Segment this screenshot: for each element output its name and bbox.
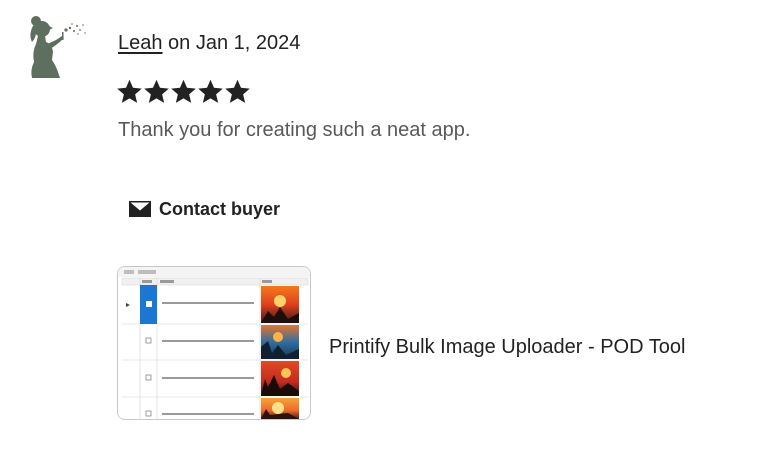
contact-buyer-button[interactable]: Contact buyer <box>128 198 280 220</box>
reviewer-avatar <box>30 16 86 78</box>
star-filled-icon <box>171 79 196 103</box>
product-title-link[interactable]: Printify Bulk Image Uploader - POD Tool <box>329 334 685 360</box>
star-filled-icon <box>198 79 223 103</box>
contact-buyer-label: Contact buyer <box>159 198 281 219</box>
envelope-icon <box>129 201 151 217</box>
star-filled-icon <box>225 79 250 103</box>
review-header: Leah on Jan 1, 2024 <box>118 30 300 56</box>
review-text: Thank you for creating such a neat app. <box>118 119 471 141</box>
star-filled-icon <box>117 79 142 103</box>
star-filled-icon <box>144 79 169 103</box>
reviewer-name-link[interactable]: Leah <box>118 32 163 54</box>
product-thumbnail[interactable] <box>117 266 311 420</box>
star-rating <box>116 78 251 105</box>
review-date: on Jan 1, 2024 <box>162 32 301 54</box>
----
_EXERCISE TASK_: Turn every line of the records above into a numbered list, skipping blank lines and leaving out the pictures.

_TASK RESPONSE_:
1. Segment this screenshot: for each element output its name and bbox.
2. contact-buyer-button[interactable]: Contact buyer <box>128 198 280 220</box>
3. reviewer-avatar <box>30 16 86 78</box>
4. star-filled-icon <box>171 79 196 103</box>
5. product-title-link[interactable]: Printify Bulk Image Uploader - POD Tool <box>329 334 685 360</box>
6. star-filled-icon <box>198 79 223 103</box>
7. contact-buyer-label: Contact buyer <box>159 198 281 219</box>
8. envelope-icon <box>129 201 151 217</box>
9. star-filled-icon <box>225 79 250 103</box>
10. review-header: Leah on Jan 1, 2024 <box>118 30 300 56</box>
11. review-text: Thank you for creating such a neat app. <box>118 119 471 141</box>
12. star-filled-icon <box>117 79 142 103</box>
13. star-filled-icon <box>144 79 169 103</box>
14. reviewer-name-link[interactable]: Leah <box>118 32 163 54</box>
15. product-thumbnail[interactable] <box>117 266 311 420</box>
16. star-rating <box>116 78 251 105</box>
17. review-date: on Jan 1, 2024 <box>162 32 301 54</box>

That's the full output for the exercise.